● EXERCISE REQUIREMENTS:
In the entries that follow, how many lines contain "title"? Answer with the number only.
— START OF MATERIAL FOR THIS TASK —
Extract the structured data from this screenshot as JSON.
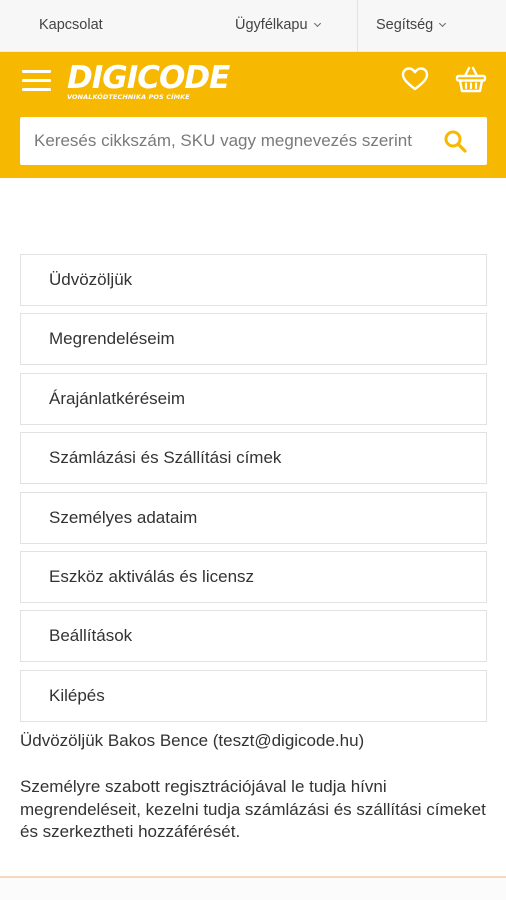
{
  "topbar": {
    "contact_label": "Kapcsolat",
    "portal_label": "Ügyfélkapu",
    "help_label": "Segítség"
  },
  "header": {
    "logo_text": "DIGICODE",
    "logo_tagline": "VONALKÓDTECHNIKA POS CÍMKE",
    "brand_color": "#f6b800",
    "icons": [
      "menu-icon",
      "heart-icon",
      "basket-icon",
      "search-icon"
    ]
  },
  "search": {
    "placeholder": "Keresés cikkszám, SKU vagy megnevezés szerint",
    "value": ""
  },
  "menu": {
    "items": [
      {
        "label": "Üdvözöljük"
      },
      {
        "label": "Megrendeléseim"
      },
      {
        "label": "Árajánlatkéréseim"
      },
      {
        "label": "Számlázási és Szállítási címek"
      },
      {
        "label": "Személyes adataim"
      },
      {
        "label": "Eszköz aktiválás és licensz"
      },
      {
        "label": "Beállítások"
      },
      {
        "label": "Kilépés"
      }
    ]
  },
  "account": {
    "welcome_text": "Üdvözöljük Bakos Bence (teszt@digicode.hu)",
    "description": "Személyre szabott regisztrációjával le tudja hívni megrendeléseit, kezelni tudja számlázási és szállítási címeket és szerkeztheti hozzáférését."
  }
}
— END OF MATERIAL FOR THIS TASK —
— START OF MATERIAL FOR THIS TASK —
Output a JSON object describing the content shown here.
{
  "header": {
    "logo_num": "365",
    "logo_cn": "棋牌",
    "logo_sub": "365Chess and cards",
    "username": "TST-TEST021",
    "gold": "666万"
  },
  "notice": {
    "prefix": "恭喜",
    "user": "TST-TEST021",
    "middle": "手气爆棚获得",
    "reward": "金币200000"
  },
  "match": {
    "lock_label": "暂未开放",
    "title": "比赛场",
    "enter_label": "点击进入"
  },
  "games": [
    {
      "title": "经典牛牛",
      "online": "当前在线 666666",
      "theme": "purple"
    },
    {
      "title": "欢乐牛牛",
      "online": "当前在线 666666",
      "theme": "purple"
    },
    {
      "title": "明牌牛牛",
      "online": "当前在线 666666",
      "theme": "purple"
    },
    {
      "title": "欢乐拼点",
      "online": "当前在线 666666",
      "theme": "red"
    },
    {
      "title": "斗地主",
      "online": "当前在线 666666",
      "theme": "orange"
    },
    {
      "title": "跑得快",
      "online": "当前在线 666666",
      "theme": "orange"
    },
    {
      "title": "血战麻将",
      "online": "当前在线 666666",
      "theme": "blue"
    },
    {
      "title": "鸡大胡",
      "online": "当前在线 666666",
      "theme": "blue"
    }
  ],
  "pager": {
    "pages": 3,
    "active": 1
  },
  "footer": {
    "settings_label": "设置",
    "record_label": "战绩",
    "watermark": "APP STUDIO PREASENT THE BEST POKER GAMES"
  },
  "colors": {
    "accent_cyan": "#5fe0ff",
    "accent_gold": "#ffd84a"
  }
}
— END OF MATERIAL FOR THIS TASK —
● REPLY:
9